Exercise requirements:
Repeat, exactly and in full, the lines of the listing below, but without any pictures.

Exercise material:
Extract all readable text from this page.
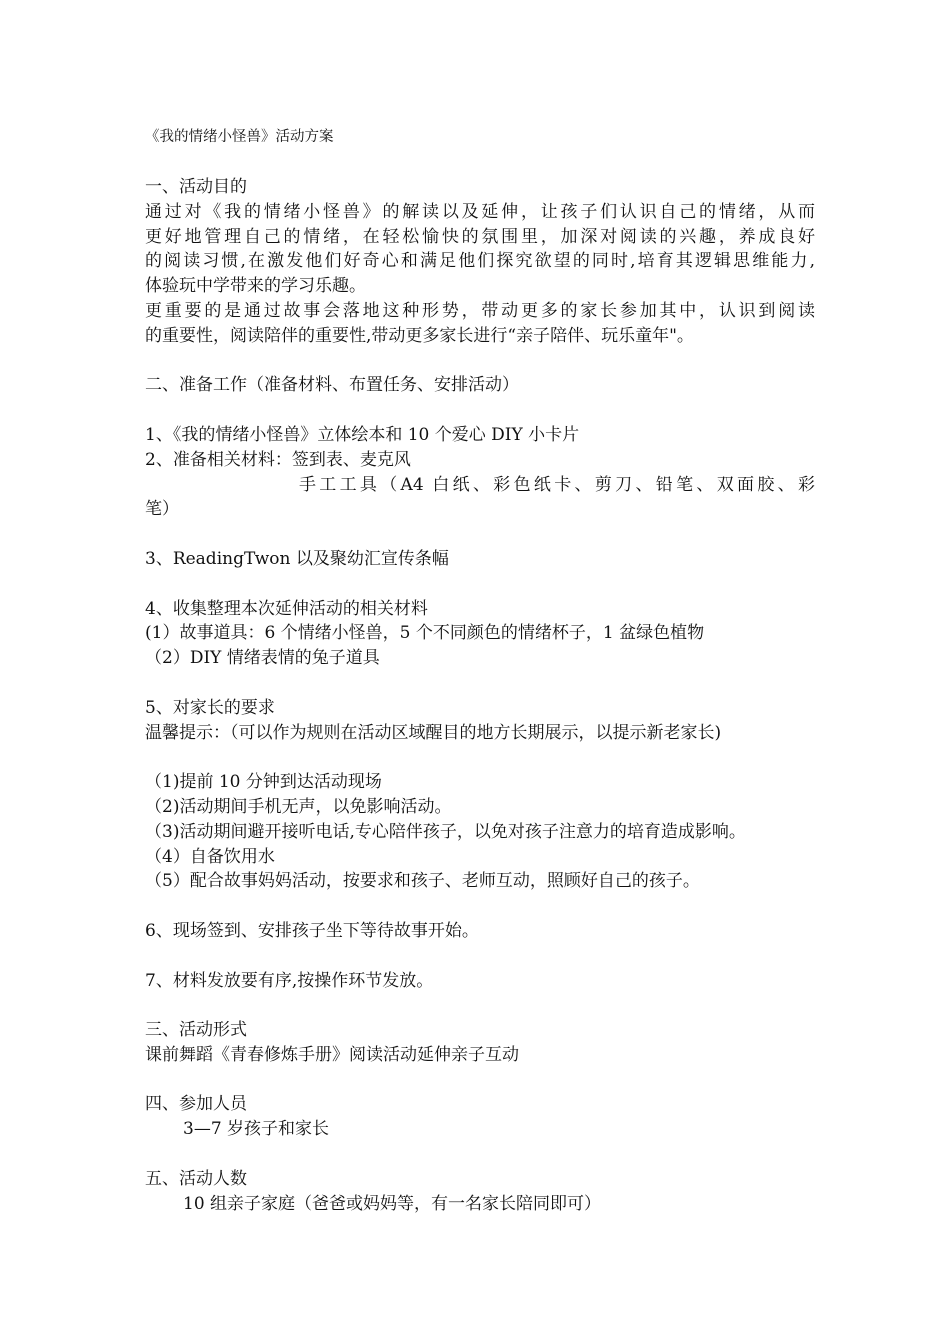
《我的情绪小怪兽》活动方案
一、活动目的
通过对《我的情绪小怪兽》的解读以及延伸，让孩子们认识自己的情绪，从而
更好地管理自己的情绪，在轻松愉快的氛围里，加深对阅读的兴趣，养成良好
的阅读习惯,在激发他们好奇心和满足他们探究欲望的同时,培育其逻辑思维能力,
体验玩中学带来的学习乐趣。
更重要的是通过故事会落地这种形势，带动更多的家长参加其中，认识到阅读
的重要性，阅读陪伴的重要性,带动更多家长进行“亲子陪伴、玩乐童年"。
二、准备工作（准备材料、布置任务、安排活动）
1、《我的情绪小怪兽》立体绘本和 10 个爱心 DIY 小卡片
2、准备相关材料：签到表、麦克风
手工工具（A4 白纸、彩色纸卡、剪刀、铅笔、双面胶、彩
笔）
3、ReadingTwon 以及聚幼汇宣传条幅
4、收集整理本次延伸活动的相关材料
(1）故事道具：6 个情绪小怪兽，5 个不同颜色的情绪杯子，1 盆绿色植物
（2）DIY 情绪表情的兔子道具
5、对家长的要求
温馨提示：（可以作为规则在活动区域醒目的地方长期展示，以提示新老家长)
（1)提前 10 分钟到达活动现场
（2)活动期间手机无声，以免影响活动。
（3)活动期间避开接听电话,专心陪伴孩子，以免对孩子注意力的培育造成影响。
（4）自备饮用水
（5）配合故事妈妈活动，按要求和孩子、老师互动，照顾好自己的孩子。
6、现场签到、安排孩子坐下等待故事开始。
7、材料发放要有序,按操作环节发放。
三、活动形式
课前舞蹈《青春修炼手册》阅读活动延伸亲子互动
四、参加人员
3—7 岁孩子和家长
五、活动人数
10 组亲子家庭（爸爸或妈妈等，有一名家长陪同即可）
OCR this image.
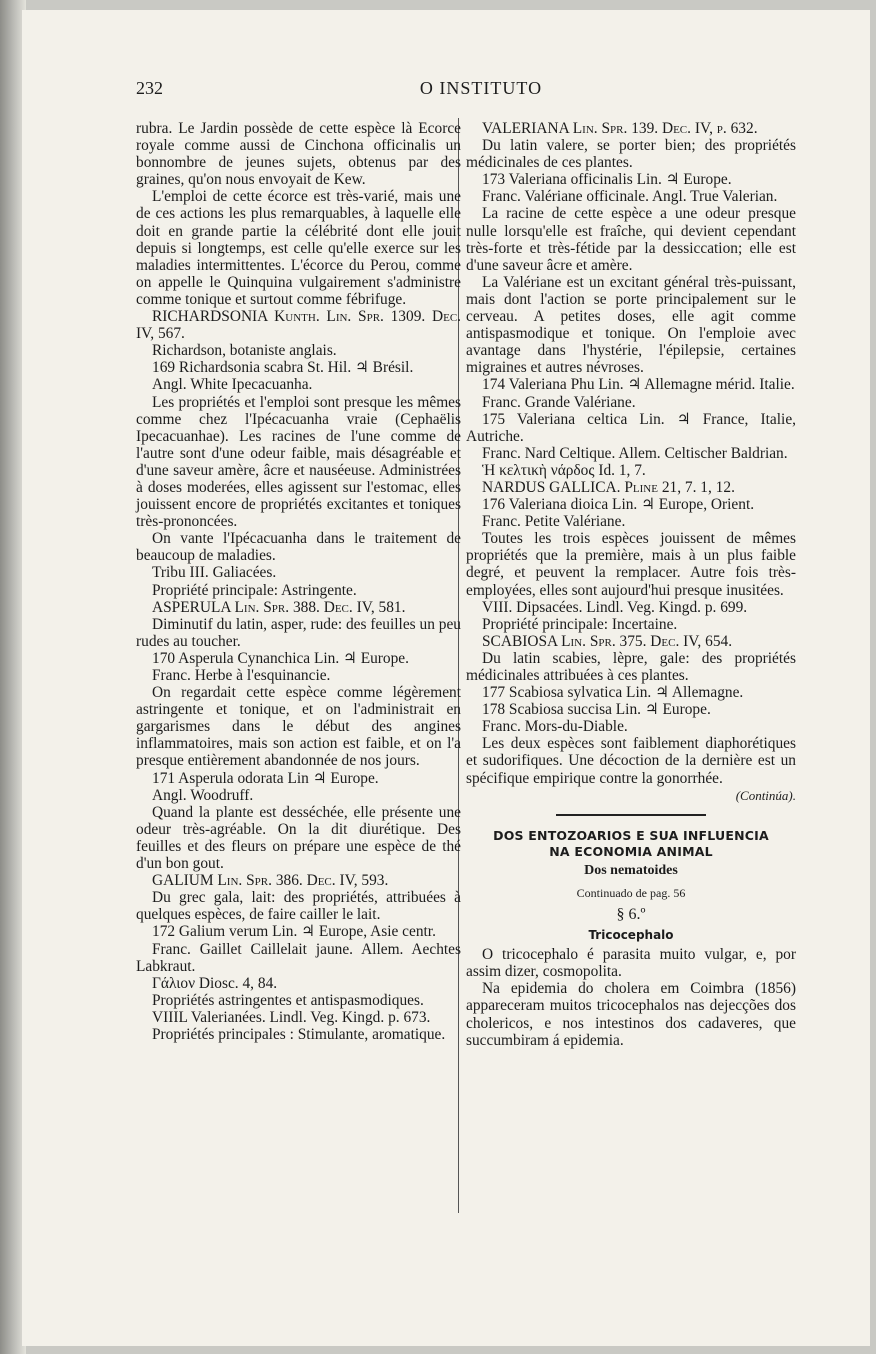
232	O INSTITUTO

rubra. Le Jardin possède de cette espèce là Ecorce royale comme aussi de Cinchona officinalis un bonnombre de jeunes sujets, obtenus par des graines, qu'on nous envoyait de Kew.

L'emploi de cette écorce est très-varié, mais une de ces actions les plus remarquables, à laquelle elle doit en grande partie la célébrité dont elle jouit depuis si longtemps, est celle qu'elle exerce sur les maladies intermittentes. L'écorce du Perou, comme on appelle le Quinquina vulgairement s'administre comme tonique et surtout comme fébrifuge.

RICHARDSONIA Kunth. Lin. Spr. 1309. Dec. IV, 567.

Richardson, botaniste anglais.

169 Richardsonia scabra St. Hil. ♃ Brésil.

Angl. White Ipecacuanha.

Les propriétés et l'emploi sont presque les mêmes comme chez l'Ipécacuanha vraie (Cephaëlis Ipecacuanhae). Les racines de l'une comme de l'autre sont d'une odeur faible, mais désagréable et d'une saveur amère, âcre et nauséeuse. Administrées à doses moderées, elles agissent sur l'estomac, elles jouissent encore de propriétés excitantes et toniques très-prononcées.

On vante l'Ipécacuanha dans le traitement de beaucoup de maladies.

Tribu III. Galiacées.

Propriété principale: Astringente.

ASPERULA Lin. Spr. 388. Dec. IV, 581.

Diminutif du latin, asper, rude: des feuilles un peu rudes au toucher.

170 Asperula Cynanchica Lin. ♃ Europe.

Franc. Herbe à l'esquinancie.

On regardait cette espèce comme légèrement astringente et tonique, et on l'administrait en gargarismes dans le début des angines inflammatoires, mais son action est faible, et on l'a presque entièrement abandonnée de nos jours.

171 Asperula odorata Lin ♃ Europe.

Angl. Woodruff.

Quand la plante est desséchée, elle présente une odeur très-agréable. On la dit diurétique. Des feuilles et des fleurs on prépare une espèce de thé d'un bon gout.

GALIUM Lin. Spr. 386. Dec. IV, 593.

Du grec gala, lait: des propriétés, attribuées à quelques espèces, de faire cailler le lait.

172 Galium verum Lin. ♃ Europe, Asie centr.

Franc. Gaillet Caillelait jaune. Allem. Aechtes Labkraut.

Γάλιον Diosc. 4, 84.

Propriétés astringentes et antispasmodiques.

VIIIL Valerianées. Lindl. Veg. Kingd. p. 673.

Propriétés principales : Stimulante, aromatique.

VALERIANA Lin. Spr. 139. Dec. IV, p. 632.

Du latin valere, se porter bien; des propriétés médicinales de ces plantes.

173 Valeriana officinalis Lin. ♃ Europe.

Franc. Valériane officinale. Angl. True Valerian.

La racine de cette espèce a une odeur presque nulle lorsqu'elle est fraîche, qui devient cependant très-forte et très-fétide par la dessiccation; elle est d'une saveur âcre et amère.

La Valériane est un excitant général très-puissant, mais dont l'action se porte principalement sur le cerveau. A petites doses, elle agit comme antispasmodique et tonique. On l'emploie avec avantage dans l'hystérie, l'épilepsie, certaines migraines et autres névroses.

174 Valeriana Phu Lin. ♃ Allemagne mérid. Italie.

Franc. Grande Valériane.

175 Valeriana celtica Lin. ♃ France, Italie, Autriche.

Franc. Nard Celtique. Allem. Celtischer Baldrian.

Ἡ κελτικὴ νάρδος Id. 1, 7.

NARDUS GALLICA. Pline 21, 7. 1, 12.

176 Valeriana dioica Lin. ♃ Europe, Orient.

Franc. Petite Valériane.

Toutes les trois espèces jouissent de mêmes propriétés que la première, mais à un plus faible degré, et peuvent la remplacer. Autre fois très-employées, elles sont aujourd'hui presque inusitées.

VIII. Dipsacées. Lindl. Veg. Kingd. p. 699.

Propriété principale: Incertaine.

SCABIOSA Lin. Spr. 375. Dec. IV, 654.

Du latin scabies, lèpre, gale: des propriétés médicinales attribuées à ces plantes.

177 Scabiosa sylvatica Lin. ♃ Allemagne.

178 Scabiosa succisa Lin. ♃ Europe.

Franc. Mors-du-Diable.

Les deux espèces sont faiblement diaphorétiques et sudorifiques. Une décoction de la dernière est un spécifique empirique contre la gonorrhée.

(Continúa).
DOS ENTOZOARIOS E SUA INFLUENCIA
NA ECONOMIA ANIMAL
Dos nematoides
Continuado de pag. 56
§ 6.º
Tricocephalo

O tricocephalo é parasita muito vulgar, e, por assim dizer, cosmopolita.

Na epidemia do cholera em Coimbra (1856) appareceram muitos tricocephalos nas dejecções dos cholericos, e nos intestinos dos cadaveres, que succumbiram á epidemia.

Response to the exercise:
Extract all readable text from this page.
《我的情绪小怪兽》活动方案
一、活动目的
通过对《我的情绪小怪兽》的解读以及延伸，让孩子们认识自己的情绪，从而
更好地管理自己的情绪，在轻松愉快的氛围里，加深对阅读的兴趣，养成良好
的阅读习惯,在激发他们好奇心和满足他们探究欲望的同时,培育其逻辑思维能力,
体验玩中学带来的学习乐趣。
更重要的是通过故事会落地这种形势，带动更多的家长参加其中，认识到阅读
的重要性，阅读陪伴的重要性,带动更多家长进行“亲子陪伴、玩乐童年"。
二、准备工作（准备材料、布置任务、安排活动）
1、《我的情绪小怪兽》立体绘本和 10 个爱心 DIY 小卡片
2、准备相关材料：签到表、麦克风
手工工具（A4 白纸、彩色纸卡、剪刀、铅笔、双面胶、彩
笔）
3、ReadingTwon 以及聚幼汇宣传条幅
4、收集整理本次延伸活动的相关材料
(1）故事道具：6 个情绪小怪兽，5 个不同颜色的情绪杯子，1 盆绿色植物
（2）DIY 情绪表情的兔子道具
5、对家长的要求
温馨提示：（可以作为规则在活动区域醒目的地方长期展示，以提示新老家长)
（1)提前 10 分钟到达活动现场
（2)活动期间手机无声，以免影响活动。
（3)活动期间避开接听电话,专心陪伴孩子，以免对孩子注意力的培育造成影响。
（4）自备饮用水
（5）配合故事妈妈活动，按要求和孩子、老师互动，照顾好自己的孩子。
6、现场签到、安排孩子坐下等待故事开始。
7、材料发放要有序,按操作环节发放。
三、活动形式
课前舞蹈《青春修炼手册》阅读活动延伸亲子互动
四、参加人员
3—7 岁孩子和家长
五、活动人数
10 组亲子家庭（爸爸或妈妈等，有一名家长陪同即可）
OCR this image.
232	O INSTITUTO

rubra. Le Jardin possède de cette espèce là Ecorce royale comme aussi de Cinchona officinalis un bonnombre de jeunes sujets, obtenus par des graines, qu'on nous envoyait de Kew.

L'emploi de cette écorce est très-varié, mais une de ces actions les plus remarquables, à laquelle elle doit en grande partie la célébrité dont elle jouit depuis si longtemps, est celle qu'elle exerce sur les maladies intermittentes. L'écorce du Perou, comme on appelle le Quinquina vulgairement s'administre comme tonique et surtout comme fébrifuge.

RICHARDSONIA Kunth. Lin. Spr. 1309. Dec. IV, 567.

Richardson, botaniste anglais.

169 Richardsonia scabra St. Hil. ♃ Brésil.

Angl. White Ipecacuanha.

Les propriétés et l'emploi sont presque les mêmes comme chez l'Ipécacuanha vraie (Cephaëlis Ipecacuanhae). Les racines de l'une comme de l'autre sont d'une odeur faible, mais désagréable et d'une saveur amère, âcre et nauséeuse. Administrées à doses moderées, elles agissent sur l'estomac, elles jouissent encore de propriétés excitantes et toniques très-prononcées.

On vante l'Ipécacuanha dans le traitement de beaucoup de maladies.

Tribu III. Galiacées.

Propriété principale: Astringente.

ASPERULA Lin. Spr. 388. Dec. IV, 581.

Diminutif du latin, asper, rude: des feuilles un peu rudes au toucher.

170 Asperula Cynanchica Lin. ♃ Europe.

Franc. Herbe à l'esquinancie.

On regardait cette espèce comme légèrement astringente et tonique, et on l'administrait en gargarismes dans le début des angines inflammatoires, mais son action est faible, et on l'a presque entièrement abandonnée de nos jours.

171 Asperula odorata Lin ♃ Europe.

Angl. Woodruff.

Quand la plante est desséchée, elle présente une odeur très-agréable. On la dit diurétique. Des feuilles et des fleurs on prépare une espèce de thé d'un bon gout.

GALIUM Lin. Spr. 386. Dec. IV, 593.

Du grec gala, lait: des propriétés, attribuées à quelques espèces, de faire cailler le lait.

172 Galium verum Lin. ♃ Europe, Asie centr.

Franc. Gaillet Caillelait jaune. Allem. Aechtes Labkraut.

Γάλιον Diosc. 4, 84.

Propriétés astringentes et antispasmodiques.

VIIIL Valerianées. Lindl. Veg. Kingd. p. 673.

Propriétés principales : Stimulante, aromatique.

VALERIANA Lin. Spr. 139. Dec. IV, p. 632.

Du latin valere, se porter bien; des propriétés médicinales de ces plantes.

173 Valeriana officinalis Lin. ♃ Europe.

Franc. Valériane officinale. Angl. True Valerian.

La racine de cette espèce a une odeur presque nulle lorsqu'elle est fraîche, qui devient cependant très-forte et très-fétide par la dessiccation; elle est d'une saveur âcre et amère.

La Valériane est un excitant général très-puissant, mais dont l'action se porte principalement sur le cerveau. A petites doses, elle agit comme antispasmodique et tonique. On l'emploie avec avantage dans l'hystérie, l'épilepsie, certaines migraines et autres névroses.

174 Valeriana Phu Lin. ♃ Allemagne mérid. Italie.

Franc. Grande Valériane.

175 Valeriana celtica Lin. ♃ France, Italie, Autriche.

Franc. Nard Celtique. Allem. Celtischer Baldrian.

Ἡ κελτικὴ νάρδος Id. 1, 7.

NARDUS GALLICA. Pline 21, 7. 1, 12.

176 Valeriana dioica Lin. ♃ Europe, Orient.

Franc. Petite Valériane.

Toutes les trois espèces jouissent de mêmes propriétés que la première, mais à un plus faible degré, et peuvent la remplacer. Autre fois très-employées, elles sont aujourd'hui presque inusitées.

VIII. Dipsacées. Lindl. Veg. Kingd. p. 699.

Propriété principale: Incertaine.

SCABIOSA Lin. Spr. 375. Dec. IV, 654.

Du latin scabies, lèpre, gale: des propriétés médicinales attribuées à ces plantes.

177 Scabiosa sylvatica Lin. ♃ Allemagne.

178 Scabiosa succisa Lin. ♃ Europe.

Franc. Mors-du-Diable.

Les deux espèces sont faiblement diaphorétiques et sudorifiques. Une décoction de la dernière est un spécifique empirique contre la gonorrhée.

(Continúa).
DOS ENTOZOARIOS E SUA INFLUENCIA
NA ECONOMIA ANIMAL
Dos nematoides
Continuado de pag. 56
§ 6.º
Tricocephalo

O tricocephalo é parasita muito vulgar, e, por assim dizer, cosmopolita.

Na epidemia do cholera em Coimbra (1856) appareceram muitos tricocephalos nas dejecções dos cholericos, e nos intestinos dos cadaveres, que succumbiram á epidemia.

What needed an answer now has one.